◆ Information shown:
>>>

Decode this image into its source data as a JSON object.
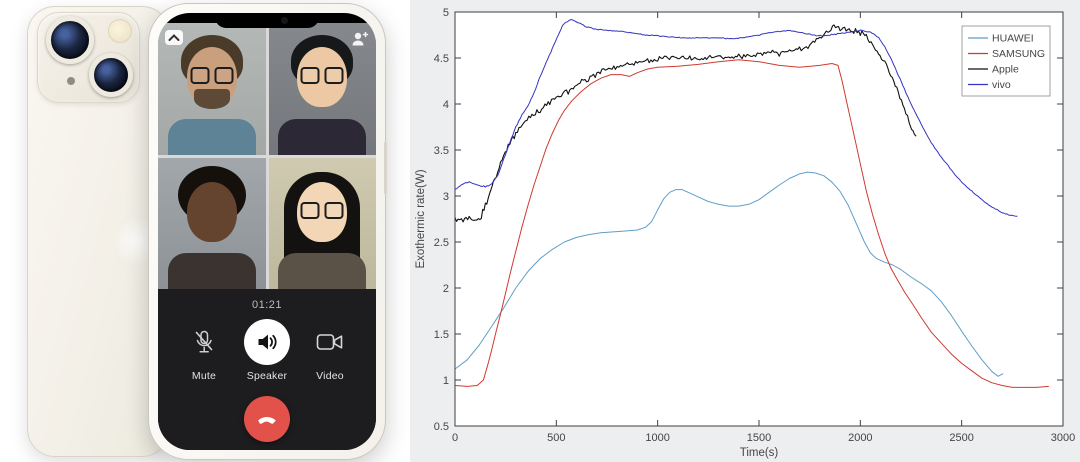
{
  "phone": {
    "call": {
      "timer": "01:21",
      "controls": [
        {
          "id": "mute",
          "label": "Mute"
        },
        {
          "id": "speaker",
          "label": "Speaker"
        },
        {
          "id": "video",
          "label": "Video"
        }
      ],
      "participants": [
        {
          "position": "top-left",
          "bg": "#b4b8b6",
          "bg2": "#a3a7a5",
          "skin": "#c99f7e",
          "hair": "#4a3a28",
          "hairStyle": "short",
          "shirt": "#5e8296",
          "glasses": true,
          "beard": true
        },
        {
          "position": "top-right",
          "bg": "#85888c",
          "bg2": "#74777b",
          "skin": "#ecc9a4",
          "hair": "#17181a",
          "hairStyle": "short",
          "shirt": "#2c2836",
          "glasses": true,
          "beard": false
        },
        {
          "position": "bottom-left",
          "bg": "#a2a7ab",
          "bg2": "#8d9296",
          "skin": "#64432f",
          "hair": "#15100c",
          "hairStyle": "curly",
          "shirt": "#3a3330",
          "glasses": false,
          "beard": false
        },
        {
          "position": "bottom-right",
          "bg": "#cfcab0",
          "bg2": "#bdb89c",
          "skin": "#f2d6b6",
          "hair": "#141210",
          "hairStyle": "long",
          "shirt": "#5a5246",
          "glasses": true,
          "beard": false
        }
      ],
      "end_call_color": "#e2514a"
    }
  },
  "chart_data": {
    "type": "line",
    "title": "",
    "xlabel": "Time(s)",
    "ylabel": "Exothermic rate(W)",
    "xlim": [
      0,
      3000
    ],
    "ylim": [
      0.5,
      5
    ],
    "x_ticks": [
      0,
      500,
      1000,
      1500,
      2000,
      2500,
      3000
    ],
    "y_ticks": [
      0.5,
      1,
      1.5,
      2,
      2.5,
      3,
      3.5,
      4,
      4.5,
      5
    ],
    "grid": false,
    "legend_position": "top-right",
    "figure_bg": "#edeef0",
    "plot_bg": "#ffffff",
    "axis_color": "#3f3f3f",
    "series": [
      {
        "name": "HUAWEI",
        "color": "#5f9ec7",
        "width": 1,
        "noise": 0,
        "points": [
          [
            0,
            1.12
          ],
          [
            60,
            1.22
          ],
          [
            120,
            1.38
          ],
          [
            180,
            1.58
          ],
          [
            240,
            1.78
          ],
          [
            300,
            2.0
          ],
          [
            360,
            2.18
          ],
          [
            420,
            2.32
          ],
          [
            480,
            2.42
          ],
          [
            540,
            2.5
          ],
          [
            600,
            2.55
          ],
          [
            660,
            2.58
          ],
          [
            720,
            2.6
          ],
          [
            780,
            2.61
          ],
          [
            840,
            2.62
          ],
          [
            900,
            2.63
          ],
          [
            940,
            2.66
          ],
          [
            970,
            2.72
          ],
          [
            1000,
            2.85
          ],
          [
            1030,
            2.97
          ],
          [
            1060,
            3.04
          ],
          [
            1090,
            3.07
          ],
          [
            1120,
            3.07
          ],
          [
            1160,
            3.03
          ],
          [
            1200,
            2.99
          ],
          [
            1250,
            2.94
          ],
          [
            1300,
            2.91
          ],
          [
            1350,
            2.89
          ],
          [
            1400,
            2.89
          ],
          [
            1450,
            2.91
          ],
          [
            1500,
            2.96
          ],
          [
            1550,
            3.04
          ],
          [
            1600,
            3.12
          ],
          [
            1650,
            3.19
          ],
          [
            1700,
            3.24
          ],
          [
            1740,
            3.26
          ],
          [
            1780,
            3.25
          ],
          [
            1820,
            3.22
          ],
          [
            1860,
            3.15
          ],
          [
            1900,
            3.05
          ],
          [
            1940,
            2.9
          ],
          [
            1980,
            2.7
          ],
          [
            2020,
            2.5
          ],
          [
            2050,
            2.38
          ],
          [
            2080,
            2.32
          ],
          [
            2120,
            2.28
          ],
          [
            2160,
            2.25
          ],
          [
            2200,
            2.2
          ],
          [
            2250,
            2.12
          ],
          [
            2300,
            2.05
          ],
          [
            2350,
            1.97
          ],
          [
            2400,
            1.85
          ],
          [
            2450,
            1.7
          ],
          [
            2500,
            1.53
          ],
          [
            2550,
            1.37
          ],
          [
            2600,
            1.22
          ],
          [
            2650,
            1.09
          ],
          [
            2680,
            1.04
          ],
          [
            2705,
            1.07
          ]
        ]
      },
      {
        "name": "SAMSUNG",
        "color": "#cf3a2e",
        "width": 1,
        "noise": 0,
        "points": [
          [
            0,
            0.94
          ],
          [
            60,
            0.93
          ],
          [
            110,
            0.94
          ],
          [
            140,
            1.0
          ],
          [
            160,
            1.15
          ],
          [
            180,
            1.32
          ],
          [
            200,
            1.5
          ],
          [
            225,
            1.72
          ],
          [
            250,
            1.95
          ],
          [
            275,
            2.18
          ],
          [
            300,
            2.4
          ],
          [
            330,
            2.66
          ],
          [
            360,
            2.9
          ],
          [
            390,
            3.12
          ],
          [
            420,
            3.32
          ],
          [
            450,
            3.52
          ],
          [
            480,
            3.68
          ],
          [
            510,
            3.82
          ],
          [
            540,
            3.93
          ],
          [
            575,
            4.03
          ],
          [
            620,
            4.13
          ],
          [
            670,
            4.22
          ],
          [
            720,
            4.28
          ],
          [
            770,
            4.32
          ],
          [
            820,
            4.32
          ],
          [
            860,
            4.3
          ],
          [
            900,
            4.34
          ],
          [
            950,
            4.38
          ],
          [
            1000,
            4.4
          ],
          [
            1100,
            4.41
          ],
          [
            1200,
            4.43
          ],
          [
            1300,
            4.46
          ],
          [
            1400,
            4.48
          ],
          [
            1500,
            4.46
          ],
          [
            1600,
            4.42
          ],
          [
            1700,
            4.4
          ],
          [
            1800,
            4.42
          ],
          [
            1860,
            4.44
          ],
          [
            1890,
            4.42
          ],
          [
            1910,
            4.25
          ],
          [
            1930,
            4.05
          ],
          [
            1950,
            3.85
          ],
          [
            1975,
            3.6
          ],
          [
            2000,
            3.35
          ],
          [
            2030,
            3.05
          ],
          [
            2060,
            2.8
          ],
          [
            2090,
            2.58
          ],
          [
            2120,
            2.38
          ],
          [
            2150,
            2.22
          ],
          [
            2180,
            2.1
          ],
          [
            2220,
            1.95
          ],
          [
            2260,
            1.82
          ],
          [
            2300,
            1.68
          ],
          [
            2350,
            1.52
          ],
          [
            2400,
            1.4
          ],
          [
            2450,
            1.28
          ],
          [
            2500,
            1.18
          ],
          [
            2550,
            1.1
          ],
          [
            2600,
            1.02
          ],
          [
            2650,
            0.97
          ],
          [
            2700,
            0.94
          ],
          [
            2750,
            0.92
          ],
          [
            2800,
            0.92
          ],
          [
            2870,
            0.92
          ],
          [
            2930,
            0.93
          ]
        ]
      },
      {
        "name": "Apple",
        "color": "#111111",
        "width": 1.1,
        "noise": 0.032,
        "points": [
          [
            0,
            2.75
          ],
          [
            40,
            2.72
          ],
          [
            70,
            2.75
          ],
          [
            100,
            2.73
          ],
          [
            130,
            2.78
          ],
          [
            150,
            2.9
          ],
          [
            170,
            3.02
          ],
          [
            190,
            3.15
          ],
          [
            210,
            3.28
          ],
          [
            240,
            3.45
          ],
          [
            270,
            3.58
          ],
          [
            300,
            3.68
          ],
          [
            340,
            3.8
          ],
          [
            380,
            3.88
          ],
          [
            420,
            3.94
          ],
          [
            460,
            4.0
          ],
          [
            500,
            4.06
          ],
          [
            550,
            4.13
          ],
          [
            600,
            4.2
          ],
          [
            650,
            4.27
          ],
          [
            700,
            4.33
          ],
          [
            750,
            4.38
          ],
          [
            800,
            4.41
          ],
          [
            850,
            4.43
          ],
          [
            900,
            4.45
          ],
          [
            950,
            4.47
          ],
          [
            1000,
            4.48
          ],
          [
            1050,
            4.5
          ],
          [
            1100,
            4.51
          ],
          [
            1150,
            4.5
          ],
          [
            1200,
            4.5
          ],
          [
            1250,
            4.51
          ],
          [
            1300,
            4.52
          ],
          [
            1350,
            4.51
          ],
          [
            1400,
            4.52
          ],
          [
            1450,
            4.53
          ],
          [
            1500,
            4.54
          ],
          [
            1550,
            4.55
          ],
          [
            1600,
            4.55
          ],
          [
            1650,
            4.57
          ],
          [
            1700,
            4.6
          ],
          [
            1750,
            4.64
          ],
          [
            1800,
            4.72
          ],
          [
            1840,
            4.79
          ],
          [
            1870,
            4.83
          ],
          [
            1900,
            4.83
          ],
          [
            1930,
            4.81
          ],
          [
            1960,
            4.79
          ],
          [
            2000,
            4.78
          ],
          [
            2030,
            4.74
          ],
          [
            2060,
            4.65
          ],
          [
            2090,
            4.55
          ],
          [
            2120,
            4.45
          ],
          [
            2150,
            4.32
          ],
          [
            2180,
            4.15
          ],
          [
            2210,
            3.98
          ],
          [
            2240,
            3.8
          ],
          [
            2260,
            3.7
          ],
          [
            2275,
            3.65
          ]
        ]
      },
      {
        "name": "vivo",
        "color": "#3434c2",
        "width": 1,
        "noise": 0.006,
        "points": [
          [
            0,
            3.07
          ],
          [
            40,
            3.13
          ],
          [
            70,
            3.15
          ],
          [
            110,
            3.12
          ],
          [
            150,
            3.1
          ],
          [
            180,
            3.13
          ],
          [
            210,
            3.22
          ],
          [
            240,
            3.4
          ],
          [
            270,
            3.58
          ],
          [
            300,
            3.75
          ],
          [
            330,
            3.88
          ],
          [
            360,
            3.98
          ],
          [
            390,
            4.12
          ],
          [
            420,
            4.3
          ],
          [
            450,
            4.45
          ],
          [
            480,
            4.6
          ],
          [
            510,
            4.75
          ],
          [
            530,
            4.85
          ],
          [
            555,
            4.9
          ],
          [
            575,
            4.92
          ],
          [
            600,
            4.89
          ],
          [
            650,
            4.84
          ],
          [
            700,
            4.81
          ],
          [
            760,
            4.8
          ],
          [
            820,
            4.79
          ],
          [
            880,
            4.77
          ],
          [
            940,
            4.75
          ],
          [
            1000,
            4.74
          ],
          [
            1060,
            4.73
          ],
          [
            1120,
            4.72
          ],
          [
            1180,
            4.72
          ],
          [
            1240,
            4.72
          ],
          [
            1300,
            4.72
          ],
          [
            1360,
            4.71
          ],
          [
            1420,
            4.72
          ],
          [
            1480,
            4.74
          ],
          [
            1540,
            4.77
          ],
          [
            1600,
            4.79
          ],
          [
            1640,
            4.8
          ],
          [
            1700,
            4.78
          ],
          [
            1760,
            4.75
          ],
          [
            1820,
            4.74
          ],
          [
            1880,
            4.76
          ],
          [
            1940,
            4.78
          ],
          [
            2000,
            4.8
          ],
          [
            2050,
            4.78
          ],
          [
            2090,
            4.72
          ],
          [
            2120,
            4.62
          ],
          [
            2150,
            4.5
          ],
          [
            2180,
            4.35
          ],
          [
            2210,
            4.2
          ],
          [
            2250,
            4.0
          ],
          [
            2300,
            3.78
          ],
          [
            2350,
            3.58
          ],
          [
            2400,
            3.42
          ],
          [
            2450,
            3.28
          ],
          [
            2500,
            3.15
          ],
          [
            2550,
            3.05
          ],
          [
            2600,
            2.96
          ],
          [
            2650,
            2.88
          ],
          [
            2700,
            2.82
          ],
          [
            2740,
            2.79
          ],
          [
            2775,
            2.78
          ]
        ]
      }
    ]
  }
}
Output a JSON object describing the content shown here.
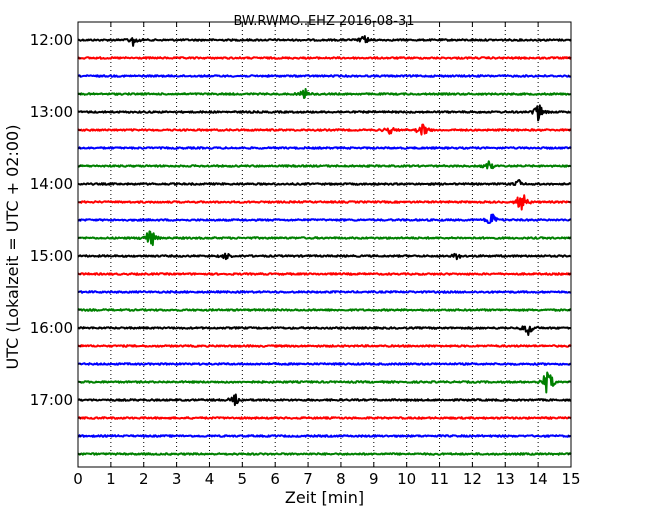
{
  "chart_data": {
    "type": "line",
    "title": "BW.RWMO..EHZ 2016-08-31",
    "xlabel": "Zeit  [min]",
    "ylabel": "UTC (Lokalzeit = UTC + 02:00)",
    "xlim": [
      0,
      15
    ],
    "x_ticks": [
      0,
      1,
      2,
      3,
      4,
      5,
      6,
      7,
      8,
      9,
      10,
      11,
      12,
      13,
      14,
      15
    ],
    "x_tick_labels": [
      "0",
      "1",
      "2",
      "3",
      "4",
      "5",
      "6",
      "7",
      "8",
      "9",
      "10",
      "11",
      "12",
      "13",
      "14",
      "15"
    ],
    "y_tick_labels": [
      "12:00",
      "13:00",
      "14:00",
      "15:00",
      "16:00",
      "17:00"
    ],
    "grid": "vertical dotted",
    "trace_colors": [
      "#000000",
      "#ff0000",
      "#0000ff",
      "#008000"
    ],
    "traces": [
      {
        "start": "12:00",
        "color": "#000000",
        "events": [
          {
            "t": 1.7,
            "amp": 0.5
          },
          {
            "t": 8.7,
            "amp": 0.35
          }
        ]
      },
      {
        "start": "12:15",
        "color": "#ff0000",
        "events": []
      },
      {
        "start": "12:30",
        "color": "#0000ff",
        "events": []
      },
      {
        "start": "12:45",
        "color": "#008000",
        "events": [
          {
            "t": 6.9,
            "amp": 0.35
          }
        ]
      },
      {
        "start": "13:00",
        "color": "#000000",
        "events": [
          {
            "t": 14.0,
            "amp": 0.7
          }
        ]
      },
      {
        "start": "13:15",
        "color": "#ff0000",
        "events": [
          {
            "t": 9.5,
            "amp": 0.3
          },
          {
            "t": 10.5,
            "amp": 0.55
          }
        ]
      },
      {
        "start": "13:30",
        "color": "#0000ff",
        "events": []
      },
      {
        "start": "13:45",
        "color": "#008000",
        "events": [
          {
            "t": 12.5,
            "amp": 0.35
          }
        ]
      },
      {
        "start": "14:00",
        "color": "#000000",
        "events": [
          {
            "t": 13.4,
            "amp": 0.3
          }
        ]
      },
      {
        "start": "14:15",
        "color": "#ff0000",
        "events": [
          {
            "t": 13.5,
            "amp": 0.9
          }
        ]
      },
      {
        "start": "14:30",
        "color": "#0000ff",
        "events": [
          {
            "t": 12.6,
            "amp": 0.6
          }
        ]
      },
      {
        "start": "14:45",
        "color": "#008000",
        "events": [
          {
            "t": 2.2,
            "amp": 0.8
          }
        ]
      },
      {
        "start": "15:00",
        "color": "#000000",
        "events": [
          {
            "t": 4.5,
            "amp": 0.25
          },
          {
            "t": 11.5,
            "amp": 0.25
          }
        ]
      },
      {
        "start": "15:15",
        "color": "#ff0000",
        "events": []
      },
      {
        "start": "15:30",
        "color": "#0000ff",
        "events": []
      },
      {
        "start": "15:45",
        "color": "#008000",
        "events": []
      },
      {
        "start": "16:00",
        "color": "#000000",
        "events": [
          {
            "t": 13.7,
            "amp": 0.55
          }
        ]
      },
      {
        "start": "16:15",
        "color": "#ff0000",
        "events": []
      },
      {
        "start": "16:30",
        "color": "#0000ff",
        "events": []
      },
      {
        "start": "16:45",
        "color": "#008000",
        "events": [
          {
            "t": 14.3,
            "amp": 1.0
          }
        ]
      },
      {
        "start": "17:00",
        "color": "#000000",
        "events": [
          {
            "t": 4.8,
            "amp": 0.4
          }
        ]
      },
      {
        "start": "17:15",
        "color": "#ff0000",
        "events": []
      },
      {
        "start": "17:30",
        "color": "#0000ff",
        "events": []
      },
      {
        "start": "17:45",
        "color": "#008000",
        "events": []
      }
    ]
  }
}
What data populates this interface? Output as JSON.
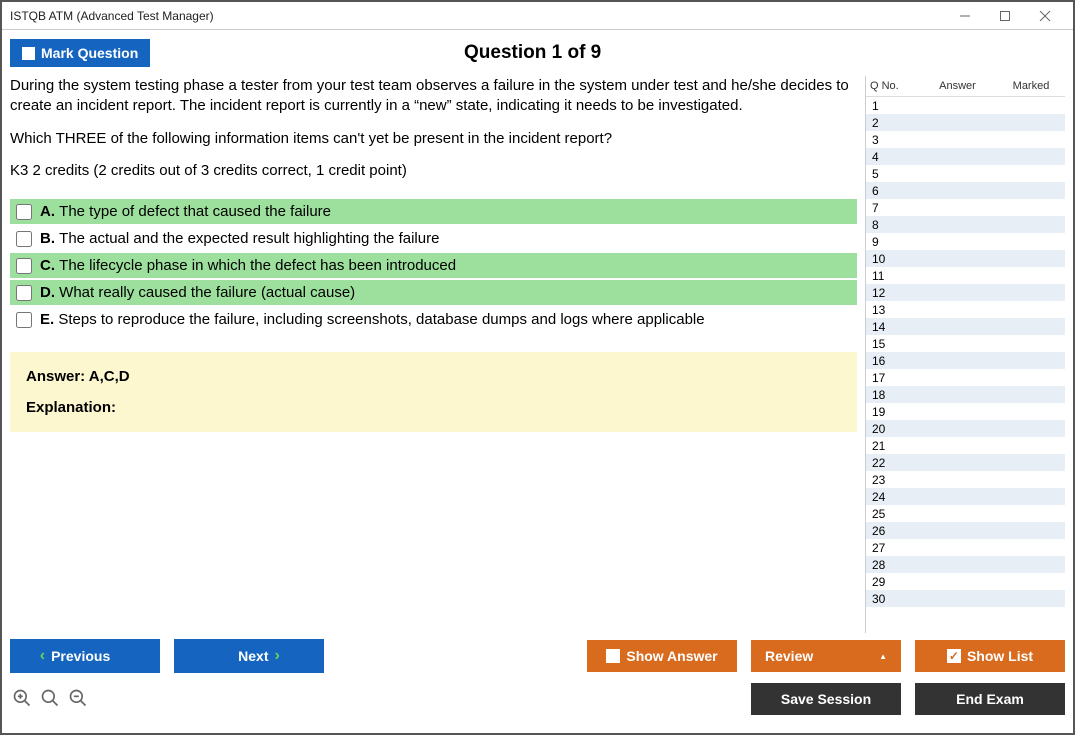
{
  "window": {
    "title": "ISTQB ATM (Advanced Test Manager)"
  },
  "header": {
    "mark_label": "Mark Question",
    "question_title": "Question 1 of 9"
  },
  "question": {
    "paragraphs": [
      "During the system testing phase a tester from your test team observes a failure in the system under test and he/she decides to create an incident report. The incident report is currently in a “new” state, indicating it needs to be investigated.",
      "Which THREE of the following information items can't yet be present in the incident report?",
      "K3 2 credits (2 credits out of 3 credits correct, 1 credit point)"
    ],
    "options": [
      {
        "letter": "A.",
        "text": "The type of defect that caused the failure",
        "correct": true
      },
      {
        "letter": "B.",
        "text": "The actual and the expected result highlighting the failure",
        "correct": false
      },
      {
        "letter": "C.",
        "text": "The lifecycle phase in which the defect has been introduced",
        "correct": true
      },
      {
        "letter": "D.",
        "text": "What really caused the failure (actual cause)",
        "correct": true
      },
      {
        "letter": "E.",
        "text": "Steps to reproduce the failure, including screenshots, database dumps and logs where applicable",
        "correct": false
      }
    ],
    "answer_label": "Answer: ",
    "answer_value": "A,C,D",
    "explanation_label": "Explanation:"
  },
  "sidebar": {
    "headers": {
      "qno": "Q No.",
      "answer": "Answer",
      "marked": "Marked"
    },
    "row_count": 30
  },
  "footer": {
    "previous": "Previous",
    "next": "Next",
    "show_answer": "Show Answer",
    "review": "Review",
    "show_list": "Show List",
    "save_session": "Save Session",
    "end_exam": "End Exam"
  },
  "colors": {
    "blue": "#1565c0",
    "orange": "#d96b1f",
    "dark": "#333333",
    "correct_bg": "#9de09d",
    "answer_bg": "#fdf7cf",
    "alt_row": "#e8eef5"
  }
}
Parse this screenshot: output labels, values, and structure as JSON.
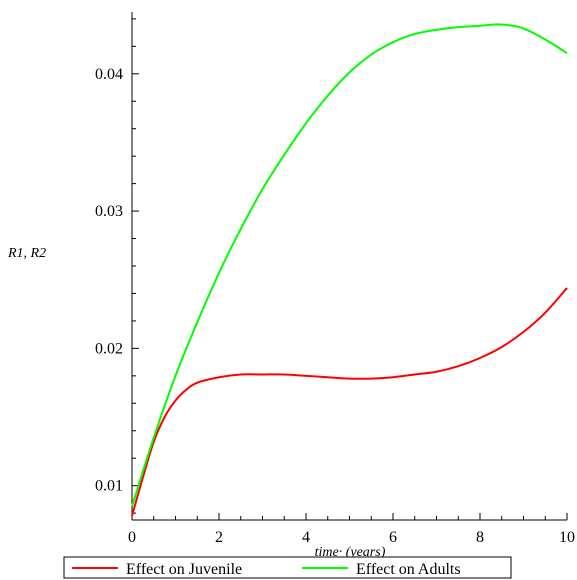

<<<

◆ Exercise instructions: How many lines in the records above hold the word "report"? Give only the number.

◆ Result of this exercise: 2